→ Aim
Copy out every line of the data exactly.

→ Saved data entries
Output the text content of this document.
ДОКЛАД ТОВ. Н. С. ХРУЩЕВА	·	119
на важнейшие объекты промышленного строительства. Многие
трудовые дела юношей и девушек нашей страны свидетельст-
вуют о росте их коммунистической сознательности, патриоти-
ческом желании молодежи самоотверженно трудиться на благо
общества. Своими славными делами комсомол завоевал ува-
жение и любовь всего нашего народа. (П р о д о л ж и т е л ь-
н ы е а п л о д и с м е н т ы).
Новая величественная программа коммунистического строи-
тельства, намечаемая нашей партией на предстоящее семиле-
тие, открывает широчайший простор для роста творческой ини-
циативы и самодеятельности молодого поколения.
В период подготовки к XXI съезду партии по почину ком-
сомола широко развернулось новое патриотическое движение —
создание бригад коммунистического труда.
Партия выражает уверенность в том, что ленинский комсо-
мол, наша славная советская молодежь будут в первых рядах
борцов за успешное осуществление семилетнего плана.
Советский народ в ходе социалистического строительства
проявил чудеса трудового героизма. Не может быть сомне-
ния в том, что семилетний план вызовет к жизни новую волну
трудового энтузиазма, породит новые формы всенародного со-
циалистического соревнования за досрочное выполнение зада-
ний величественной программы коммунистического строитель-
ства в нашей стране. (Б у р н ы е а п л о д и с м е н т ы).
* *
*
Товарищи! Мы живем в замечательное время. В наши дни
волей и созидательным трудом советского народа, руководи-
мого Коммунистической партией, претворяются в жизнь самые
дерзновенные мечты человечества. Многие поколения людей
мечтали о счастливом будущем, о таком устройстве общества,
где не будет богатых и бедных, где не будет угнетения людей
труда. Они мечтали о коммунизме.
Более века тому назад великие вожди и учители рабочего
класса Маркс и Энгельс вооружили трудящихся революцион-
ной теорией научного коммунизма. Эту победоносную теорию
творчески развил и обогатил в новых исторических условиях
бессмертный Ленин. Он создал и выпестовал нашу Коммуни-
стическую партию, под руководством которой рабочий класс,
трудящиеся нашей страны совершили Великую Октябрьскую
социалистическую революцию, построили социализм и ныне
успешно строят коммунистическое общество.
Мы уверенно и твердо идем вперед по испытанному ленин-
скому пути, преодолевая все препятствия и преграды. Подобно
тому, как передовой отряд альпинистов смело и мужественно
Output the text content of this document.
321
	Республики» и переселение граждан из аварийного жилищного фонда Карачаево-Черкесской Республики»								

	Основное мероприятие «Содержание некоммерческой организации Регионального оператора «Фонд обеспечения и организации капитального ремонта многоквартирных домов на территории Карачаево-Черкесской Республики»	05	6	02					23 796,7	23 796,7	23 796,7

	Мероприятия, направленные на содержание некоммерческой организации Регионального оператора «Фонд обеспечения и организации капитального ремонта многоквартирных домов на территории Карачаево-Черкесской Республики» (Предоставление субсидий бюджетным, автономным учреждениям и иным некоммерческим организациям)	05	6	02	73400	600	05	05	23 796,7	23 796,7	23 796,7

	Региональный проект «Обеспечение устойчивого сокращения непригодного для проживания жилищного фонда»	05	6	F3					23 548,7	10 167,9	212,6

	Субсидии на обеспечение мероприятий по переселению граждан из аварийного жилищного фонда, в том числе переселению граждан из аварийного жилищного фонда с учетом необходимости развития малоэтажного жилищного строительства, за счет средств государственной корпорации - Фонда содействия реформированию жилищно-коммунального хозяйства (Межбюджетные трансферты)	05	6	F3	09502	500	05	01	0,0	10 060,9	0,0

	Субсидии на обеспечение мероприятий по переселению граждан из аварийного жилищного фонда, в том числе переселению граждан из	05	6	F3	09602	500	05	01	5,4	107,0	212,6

→ Task response
Output the text content of this document.
ДОКЛАД ТОВ. Н. С. ХРУЩЕВА	·	119
на важнейшие объекты промышленного строительства. Многие
трудовые дела юношей и девушек нашей страны свидетельст-
вуют о росте их коммунистической сознательности, патриоти-
ческом желании молодежи самоотверженно трудиться на благо
общества. Своими славными делами комсомол завоевал ува-
жение и любовь всего нашего народа. (П р о д о л ж и т е л ь-
н ы е а п л о д и с м е н т ы).
Новая величественная программа коммунистического строи-
тельства, намечаемая нашей партией на предстоящее семиле-
тие, открывает широчайший простор для роста творческой ини-
циативы и самодеятельности молодого поколения.
В период подготовки к XXI съезду партии по почину ком-
сомола широко развернулось новое патриотическое движение —
создание бригад коммунистического труда.
Партия выражает уверенность в том, что ленинский комсо-
мол, наша славная советская молодежь будут в первых рядах
борцов за успешное осуществление семилетнего плана.
Советский народ в ходе социалистического строительства
проявил чудеса трудового героизма. Не может быть сомне-
ния в том, что семилетний план вызовет к жизни новую волну
трудового энтузиазма, породит новые формы всенародного со-
циалистического соревнования за досрочное выполнение зада-
ний величественной программы коммунистического строитель-
ства в нашей стране. (Б у р н ы е а п л о д и с м е н т ы).
* *
*
Товарищи! Мы живем в замечательное время. В наши дни
волей и созидательным трудом советского народа, руководи-
мого Коммунистической партией, претворяются в жизнь самые
дерзновенные мечты человечества. Многие поколения людей
мечтали о счастливом будущем, о таком устройстве общества,
где не будет богатых и бедных, где не будет угнетения людей
труда. Они мечтали о коммунизме.
Более века тому назад великие вожди и учители рабочего
класса Маркс и Энгельс вооружили трудящихся революцион-
ной теорией научного коммунизма. Эту победоносную теорию
творчески развил и обогатил в новых исторических условиях
бессмертный Ленин. Он создал и выпестовал нашу Коммуни-
стическую партию, под руководством которой рабочий класс,
трудящиеся нашей страны совершили Великую Октябрьскую
социалистическую революцию, построили социализм и ныне
успешно строят коммунистическое общество.
Мы уверенно и твердо идем вперед по испытанному ленин-
скому пути, преодолевая все препятствия и преграды. Подобно
тому, как передовой отряд альпинистов смело и мужественно
Output the text content of this document.
321
	Республики» и переселение граждан из аварийного жилищного фонда Карачаево-Черкесской Республики»								

	Основное мероприятие «Содержание некоммерческой организации Регионального оператора «Фонд обеспечения и организации капитального ремонта многоквартирных домов на территории Карачаево-Черкесской Республики»	05	6	02					23 796,7	23 796,7	23 796,7

	Мероприятия, направленные на содержание некоммерческой организации Регионального оператора «Фонд обеспечения и организации капитального ремонта многоквартирных домов на территории Карачаево-Черкесской Республики» (Предоставление субсидий бюджетным, автономным учреждениям и иным некоммерческим организациям)	05	6	02	73400	600	05	05	23 796,7	23 796,7	23 796,7

	Региональный проект «Обеспечение устойчивого сокращения непригодного для проживания жилищного фонда»	05	6	F3					23 548,7	10 167,9	212,6

	Субсидии на обеспечение мероприятий по переселению граждан из аварийного жилищного фонда, в том числе переселению граждан из аварийного жилищного фонда с учетом необходимости развития малоэтажного жилищного строительства, за счет средств государственной корпорации - Фонда содействия реформированию жилищно-коммунального хозяйства (Межбюджетные трансферты)	05	6	F3	09502	500	05	01	0,0	10 060,9	0,0

	Субсидии на обеспечение мероприятий по переселению граждан из аварийного жилищного фонда, в том числе переселению граждан из	05	6	F3	09602	500	05	01	5,4	107,0	212,6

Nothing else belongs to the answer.